Collected data entries.
-- begin --
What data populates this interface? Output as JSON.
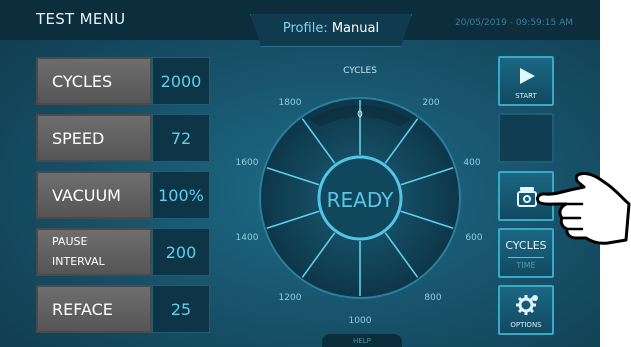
{
  "header": {
    "title": "TEST MENU",
    "profile_label": "Profile:",
    "profile_value": "Manual",
    "datetime": "20/05/2019 - 09:59:15 AM"
  },
  "params": [
    {
      "label": "CYCLES",
      "value": "2000"
    },
    {
      "label": "SPEED",
      "value": "72"
    },
    {
      "label": "VACUUM",
      "value": "100%"
    },
    {
      "label_line1": "PAUSE",
      "label_line2": "INTERVAL",
      "value": "200"
    },
    {
      "label": "REFACE",
      "value": "25"
    }
  ],
  "dial": {
    "title": "CYCLES",
    "status": "READY",
    "scale": [
      "0",
      "200",
      "400",
      "600",
      "800",
      "1000",
      "1200",
      "1400",
      "1600",
      "1800"
    ]
  },
  "buttons": {
    "start": "START",
    "cycles": "CYCLES",
    "time": "TIME",
    "options": "OPTIONS"
  },
  "help": "HELP",
  "colors": {
    "background": "#164f66",
    "top_bar": "#0b2d3c",
    "value_text": "#5fd0ee",
    "label_box": "#636363",
    "accent": "#37a9c9"
  }
}
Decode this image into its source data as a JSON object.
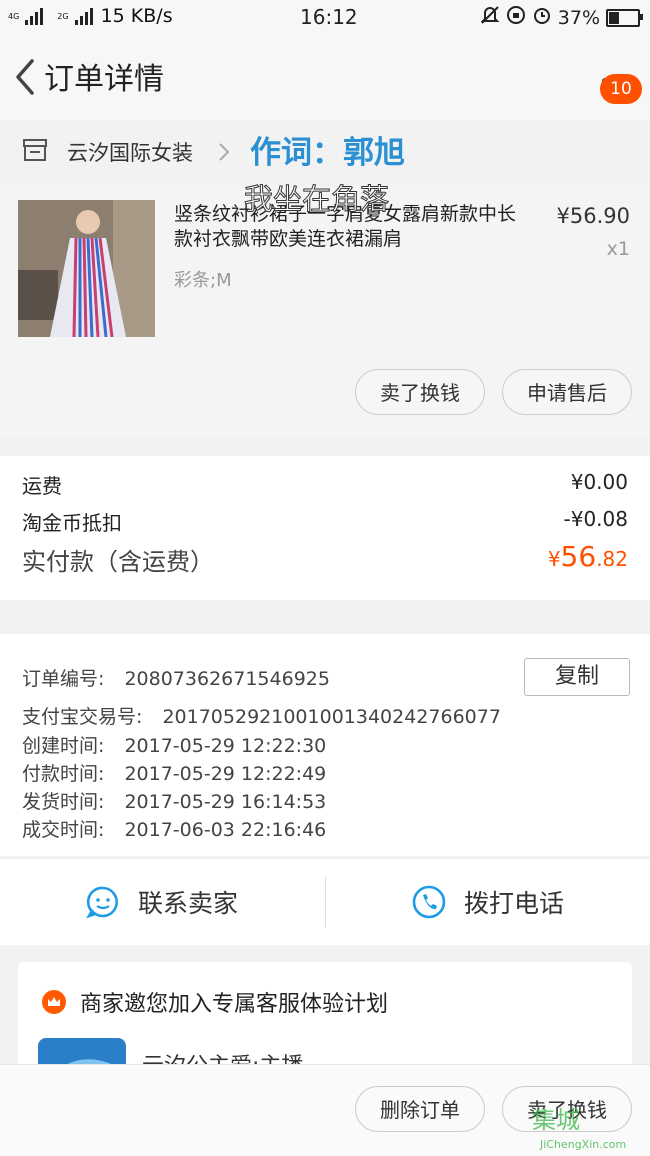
{
  "status_bar": {
    "speed": "15 KB/s",
    "time": "16:12",
    "battery": "37%",
    "battery_level": 0.37,
    "net1": "4G",
    "net2": "2G"
  },
  "header": {
    "title": "订单详情",
    "badge": "10"
  },
  "shop": {
    "name": "云汐国际女装"
  },
  "overlay": {
    "line1": "作词：郭旭",
    "line2": "我坐在角落"
  },
  "product": {
    "title": "竖条纹衬衫裙子一字肩夏女露肩新款中长款衬衣飘带欧美连衣裙漏肩",
    "sku": "彩条;M",
    "price": "¥56.90",
    "qty": "x1",
    "btn_sell": "卖了换钱",
    "btn_after_sale": "申请售后"
  },
  "fees": {
    "shipping_label": "运费",
    "shipping_value": "¥0.00",
    "coin_label": "淘金币抵扣",
    "coin_value": "-¥0.08",
    "paid_label": "实付款（含运费）",
    "paid_currency": "¥",
    "paid_integer": "56",
    "paid_decimal": ".82"
  },
  "order_info": {
    "order_no_label": "订单编号:",
    "order_no": "20807362671546925",
    "copy_label": "复制",
    "alipay_label": "支付宝交易号:",
    "alipay_no": "2017052921001001340242766077",
    "created_label": "创建时间:",
    "created": "2017-05-29 12:22:30",
    "paid_label": "付款时间:",
    "paid": "2017-05-29 12:22:49",
    "shipped_label": "发货时间:",
    "shipped": "2017-05-29 16:14:53",
    "done_label": "成交时间:",
    "done": "2017-06-03 22:16:46"
  },
  "contact": {
    "seller_label": "联系卖家",
    "call_label": "拨打电话"
  },
  "promo": {
    "title": "商家邀您加入专属客服体验计划",
    "subtitle": "云汐公主爱:主播"
  },
  "footer": {
    "delete_label": "删除订单",
    "sell_label": "卖了换钱"
  },
  "watermark": {
    "text": "集城",
    "sub": "JiChengXin.com"
  },
  "colors": {
    "accent": "#ff5000",
    "link_blue": "#2a8fd3",
    "icon_blue": "#1e9be6"
  }
}
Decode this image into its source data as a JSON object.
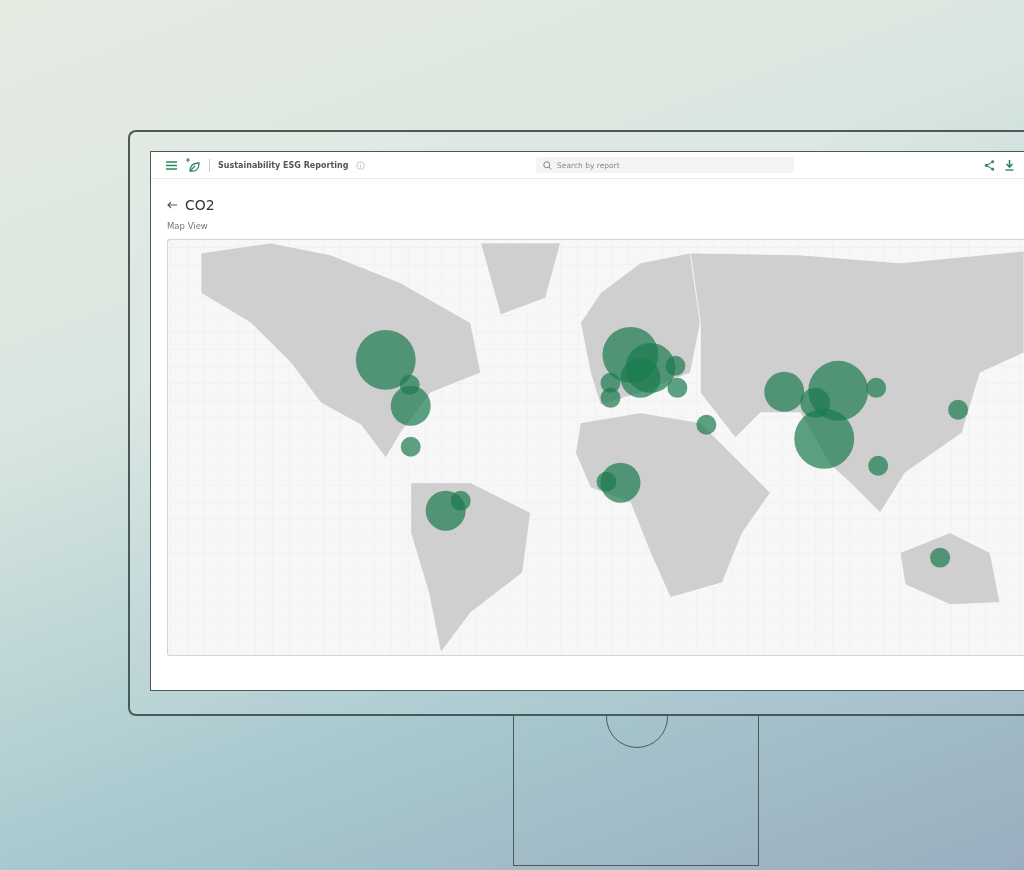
{
  "app_bar": {
    "title": "Sustainability ESG Reporting",
    "search": {
      "placeholder": "Search by report"
    }
  },
  "page": {
    "title": "CO2",
    "view_label": "Map View"
  }
}
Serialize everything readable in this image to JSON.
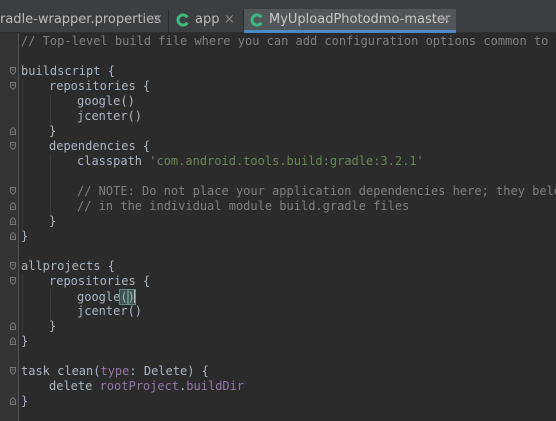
{
  "tabs": [
    {
      "label": "radle-wrapper.properties",
      "icon": "properties-file-icon",
      "close": "×"
    },
    {
      "label": "app",
      "icon": "gradle-icon",
      "close": "×"
    },
    {
      "label": "MyUploadPhotodmo-master",
      "icon": "gradle-icon",
      "close": "×",
      "active": true
    }
  ],
  "editor": {
    "lines": {
      "l1": "// Top-level build file where you can add configuration options common to all sub-projects/modules.",
      "l3": "buildscript {",
      "l4": "repositories {",
      "l5": "google()",
      "l6": "jcenter()",
      "l7": "}",
      "l8": "dependencies {",
      "l9_kw": "classpath ",
      "l9_str": "'com.android.tools.build:gradle:3.2.1'",
      "l11": "// NOTE: Do not place your application dependencies here; they belong",
      "l12": "// in the individual module build.gradle files",
      "l13": "}",
      "l14": "}",
      "l16": "allprojects {",
      "l17": "repositories {",
      "l18_a": "google",
      "l18_b": "(",
      "l18_c": ")",
      "l19": "jcenter()",
      "l20": "}",
      "l21": "}",
      "l23_a": "task clean(",
      "l23_b": "type",
      "l23_c": ": Delete) {",
      "l24_a": "delete ",
      "l24_b": "rootProject",
      "l24_c": ".",
      "l24_d": "buildDir",
      "l25": "}"
    }
  },
  "colors": {
    "background": "#2b2b2b",
    "comment": "#808080",
    "string": "#6a8759",
    "named_arg": "#9876aa",
    "text": "#a9b7c6",
    "tab_accent": "#4a88c7",
    "gradle_icon": "#3dbb83"
  }
}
-- end --
What is being asked.
Set down the lines of the records above exactly, apart from the pictures.

Answer to this task.
What data populates this interface? Output as JSON.
{
  "header": {
    "title": "TEST MENU",
    "profile_label": "Profile:",
    "profile_value": "Manual",
    "datetime": "20/05/2019 - 09:59:15 AM"
  },
  "params": [
    {
      "label": "CYCLES",
      "value": "2000"
    },
    {
      "label": "SPEED",
      "value": "72"
    },
    {
      "label": "VACUUM",
      "value": "100%"
    },
    {
      "label_line1": "PAUSE",
      "label_line2": "INTERVAL",
      "value": "200"
    },
    {
      "label": "REFACE",
      "value": "25"
    }
  ],
  "dial": {
    "title": "CYCLES",
    "status": "READY",
    "scale": [
      "0",
      "200",
      "400",
      "600",
      "800",
      "1000",
      "1200",
      "1400",
      "1600",
      "1800"
    ]
  },
  "buttons": {
    "start": "START",
    "cycles": "CYCLES",
    "time": "TIME",
    "options": "OPTIONS"
  },
  "help": "HELP",
  "colors": {
    "background": "#164f66",
    "top_bar": "#0b2d3c",
    "value_text": "#5fd0ee",
    "label_box": "#636363",
    "accent": "#37a9c9"
  }
}
Decode this image into its source data as a JSON object.
{
  "status_bar": {
    "speed": "15 KB/s",
    "time": "16:12",
    "battery": "37%",
    "battery_level": 0.37,
    "net1": "4G",
    "net2": "2G"
  },
  "header": {
    "title": "订单详情",
    "badge": "10"
  },
  "shop": {
    "name": "云汐国际女装"
  },
  "overlay": {
    "line1": "作词：郭旭",
    "line2": "我坐在角落"
  },
  "product": {
    "title": "竖条纹衬衫裙子一字肩夏女露肩新款中长款衬衣飘带欧美连衣裙漏肩",
    "sku": "彩条;M",
    "price": "¥56.90",
    "qty": "x1",
    "btn_sell": "卖了换钱",
    "btn_after_sale": "申请售后"
  },
  "fees": {
    "shipping_label": "运费",
    "shipping_value": "¥0.00",
    "coin_label": "淘金币抵扣",
    "coin_value": "-¥0.08",
    "paid_label": "实付款（含运费）",
    "paid_currency": "¥",
    "paid_integer": "56",
    "paid_decimal": ".82"
  },
  "order_info": {
    "order_no_label": "订单编号:",
    "order_no": "20807362671546925",
    "copy_label": "复制",
    "alipay_label": "支付宝交易号:",
    "alipay_no": "2017052921001001340242766077",
    "created_label": "创建时间:",
    "created": "2017-05-29 12:22:30",
    "paid_label": "付款时间:",
    "paid": "2017-05-29 12:22:49",
    "shipped_label": "发货时间:",
    "shipped": "2017-05-29 16:14:53",
    "done_label": "成交时间:",
    "done": "2017-06-03 22:16:46"
  },
  "contact": {
    "seller_label": "联系卖家",
    "call_label": "拨打电话"
  },
  "promo": {
    "title": "商家邀您加入专属客服体验计划",
    "subtitle": "云汐公主爱:主播"
  },
  "footer": {
    "delete_label": "删除订单",
    "sell_label": "卖了换钱"
  },
  "watermark": {
    "text": "集城",
    "sub": "JiChengXin.com"
  },
  "colors": {
    "accent": "#ff5000",
    "link_blue": "#2a8fd3",
    "icon_blue": "#1e9be6"
  }
}
Decode this image into its source data as a JSON object.
{
  "app_bar": {
    "title": "Sustainability ESG Reporting",
    "search": {
      "placeholder": "Search by report"
    }
  },
  "page": {
    "title": "CO2",
    "view_label": "Map View"
  }
}
Serialize everything readable in this image to JSON.
{
  "tabs": [
    {
      "label": "radle-wrapper.properties",
      "icon": "properties-file-icon",
      "close": "×"
    },
    {
      "label": "app",
      "icon": "gradle-icon",
      "close": "×"
    },
    {
      "label": "MyUploadPhotodmo-master",
      "icon": "gradle-icon",
      "close": "×",
      "active": true
    }
  ],
  "editor": {
    "lines": {
      "l1": "// Top-level build file where you can add configuration options common to all sub-projects/modules.",
      "l3": "buildscript {",
      "l4": "repositories {",
      "l5": "google()",
      "l6": "jcenter()",
      "l7": "}",
      "l8": "dependencies {",
      "l9_kw": "classpath ",
      "l9_str": "'com.android.tools.build:gradle:3.2.1'",
      "l11": "// NOTE: Do not place your application dependencies here; they belong",
      "l12": "// in the individual module build.gradle files",
      "l13": "}",
      "l14": "}",
      "l16": "allprojects {",
      "l17": "repositories {",
      "l18_a": "google",
      "l18_b": "(",
      "l18_c": ")",
      "l19": "jcenter()",
      "l20": "}",
      "l21": "}",
      "l23_a": "task clean(",
      "l23_b": "type",
      "l23_c": ": Delete) {",
      "l24_a": "delete ",
      "l24_b": "rootProject",
      "l24_c": ".",
      "l24_d": "buildDir",
      "l25": "}"
    }
  },
  "colors": {
    "background": "#2b2b2b",
    "comment": "#808080",
    "string": "#6a8759",
    "named_arg": "#9876aa",
    "text": "#a9b7c6",
    "tab_accent": "#4a88c7",
    "gradle_icon": "#3dbb83"
  }
}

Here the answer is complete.